-- Input rows start --

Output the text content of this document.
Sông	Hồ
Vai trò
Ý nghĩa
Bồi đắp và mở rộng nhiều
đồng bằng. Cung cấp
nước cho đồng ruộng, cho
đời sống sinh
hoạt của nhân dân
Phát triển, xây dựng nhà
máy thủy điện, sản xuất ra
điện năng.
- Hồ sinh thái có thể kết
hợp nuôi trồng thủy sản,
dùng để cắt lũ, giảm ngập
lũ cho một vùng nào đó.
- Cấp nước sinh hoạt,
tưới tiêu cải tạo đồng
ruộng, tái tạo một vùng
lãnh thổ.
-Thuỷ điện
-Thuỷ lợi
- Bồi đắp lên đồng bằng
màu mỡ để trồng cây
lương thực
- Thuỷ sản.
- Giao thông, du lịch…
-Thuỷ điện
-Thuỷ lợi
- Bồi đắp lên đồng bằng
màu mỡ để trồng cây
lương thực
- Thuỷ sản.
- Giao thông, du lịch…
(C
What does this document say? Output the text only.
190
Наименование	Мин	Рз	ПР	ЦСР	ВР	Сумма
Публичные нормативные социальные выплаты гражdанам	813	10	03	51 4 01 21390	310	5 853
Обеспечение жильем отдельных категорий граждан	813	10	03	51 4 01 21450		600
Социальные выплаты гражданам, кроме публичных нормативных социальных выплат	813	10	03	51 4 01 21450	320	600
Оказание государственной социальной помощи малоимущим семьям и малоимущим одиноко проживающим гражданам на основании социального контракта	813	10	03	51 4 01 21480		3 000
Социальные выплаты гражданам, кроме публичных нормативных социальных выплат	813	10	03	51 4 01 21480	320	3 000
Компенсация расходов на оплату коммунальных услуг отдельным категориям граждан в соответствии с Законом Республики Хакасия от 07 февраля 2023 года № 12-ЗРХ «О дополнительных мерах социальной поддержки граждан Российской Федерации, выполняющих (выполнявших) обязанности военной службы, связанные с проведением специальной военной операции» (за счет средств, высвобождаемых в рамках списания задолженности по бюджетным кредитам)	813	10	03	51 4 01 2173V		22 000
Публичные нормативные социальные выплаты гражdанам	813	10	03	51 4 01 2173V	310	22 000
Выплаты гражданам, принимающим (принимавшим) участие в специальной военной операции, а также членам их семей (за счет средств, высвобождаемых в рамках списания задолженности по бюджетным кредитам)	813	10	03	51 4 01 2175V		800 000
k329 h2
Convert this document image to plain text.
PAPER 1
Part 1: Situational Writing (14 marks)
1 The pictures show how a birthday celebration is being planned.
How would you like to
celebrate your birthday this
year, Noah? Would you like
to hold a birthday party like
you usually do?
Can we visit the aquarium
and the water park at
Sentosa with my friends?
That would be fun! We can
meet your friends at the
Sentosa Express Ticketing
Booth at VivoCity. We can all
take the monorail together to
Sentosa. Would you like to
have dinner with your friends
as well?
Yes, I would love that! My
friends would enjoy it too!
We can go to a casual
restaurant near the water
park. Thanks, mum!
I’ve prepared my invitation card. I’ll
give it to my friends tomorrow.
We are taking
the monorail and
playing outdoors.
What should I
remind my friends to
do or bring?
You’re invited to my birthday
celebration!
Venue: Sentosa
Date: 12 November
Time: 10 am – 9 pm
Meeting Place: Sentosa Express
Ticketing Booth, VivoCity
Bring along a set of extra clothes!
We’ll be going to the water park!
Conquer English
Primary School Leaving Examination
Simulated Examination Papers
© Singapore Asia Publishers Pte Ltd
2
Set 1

-- Input rows end --

__Brief__
Each record above must be given again exactly.

__Correct answer__
Output the text content of this document.
Sông	Hồ
Vai trò
Ý nghĩa
Bồi đắp và mở rộng nhiều
đồng bằng. Cung cấp
nước cho đồng ruộng, cho
đời sống sinh
hoạt của nhân dân
Phát triển, xây dựng nhà
máy thủy điện, sản xuất ra
điện năng.
- Hồ sinh thái có thể kết
hợp nuôi trồng thủy sản,
dùng để cắt lũ, giảm ngập
lũ cho một vùng nào đó.
- Cấp nước sinh hoạt,
tưới tiêu cải tạo đồng
ruộng, tái tạo một vùng
lãnh thổ.
-Thuỷ điện
-Thuỷ lợi
- Bồi đắp lên đồng bằng
màu mỡ để trồng cây
lương thực
- Thuỷ sản.
- Giao thông, du lịch…
-Thuỷ điện
-Thuỷ lợi
- Bồi đắp lên đồng bằng
màu mỡ để trồng cây
lương thực
- Thuỷ sản.
- Giao thông, du lịch…
(C
What does this document say? Output the text only.
190
Наименование	Мин	Рз	ПР	ЦСР	ВР	Сумма
Публичные нормативные социальные выплаты гражdанам	813	10	03	51 4 01 21390	310	5 853
Обеспечение жильем отдельных категорий граждан	813	10	03	51 4 01 21450		600
Социальные выплаты гражданам, кроме публичных нормативных социальных выплат	813	10	03	51 4 01 21450	320	600
Оказание государственной социальной помощи малоимущим семьям и малоимущим одиноко проживающим гражданам на основании социального контракта	813	10	03	51 4 01 21480		3 000
Социальные выплаты гражданам, кроме публичных нормативных социальных выплат	813	10	03	51 4 01 21480	320	3 000
Компенсация расходов на оплату коммунальных услуг отдельным категориям граждан в соответствии с Законом Республики Хакасия от 07 февраля 2023 года № 12-ЗРХ «О дополнительных мерах социальной поддержки граждан Российской Федерации, выполняющих (выполнявших) обязанности военной службы, связанные с проведением специальной военной операции» (за счет средств, высвобождаемых в рамках списания задолженности по бюджетным кредитам)	813	10	03	51 4 01 2173V		22 000
Публичные нормативные социальные выплаты гражdанам	813	10	03	51 4 01 2173V	310	22 000
Выплаты гражданам, принимающим (принимавшим) участие в специальной военной операции, а также членам их семей (за счет средств, высвобождаемых в рамках списания задолженности по бюджетным кредитам)	813	10	03	51 4 01 2175V		800 000
k329 h2
Convert this document image to plain text.
PAPER 1
Part 1: Situational Writing (14 marks)
1 The pictures show how a birthday celebration is being planned.
How would you like to
celebrate your birthday this
year, Noah? Would you like
to hold a birthday party like
you usually do?
Can we visit the aquarium
and the water park at
Sentosa with my friends?
That would be fun! We can
meet your friends at the
Sentosa Express Ticketing
Booth at VivoCity. We can all
take the monorail together to
Sentosa. Would you like to
have dinner with your friends
as well?
Yes, I would love that! My
friends would enjoy it too!
We can go to a casual
restaurant near the water
park. Thanks, mum!
I’ve prepared my invitation card. I’ll
give it to my friends tomorrow.
We are taking
the monorail and
playing outdoors.
What should I
remind my friends to
do or bring?
You’re invited to my birthday
celebration!
Venue: Sentosa
Date: 12 November
Time: 10 am – 9 pm
Meeting Place: Sentosa Express
Ticketing Booth, VivoCity
Bring along a set of extra clothes!
We’ll be going to the water park!
Conquer English
Primary School Leaving Examination
Simulated Examination Papers
© Singapore Asia Publishers Pte Ltd
2
Set 1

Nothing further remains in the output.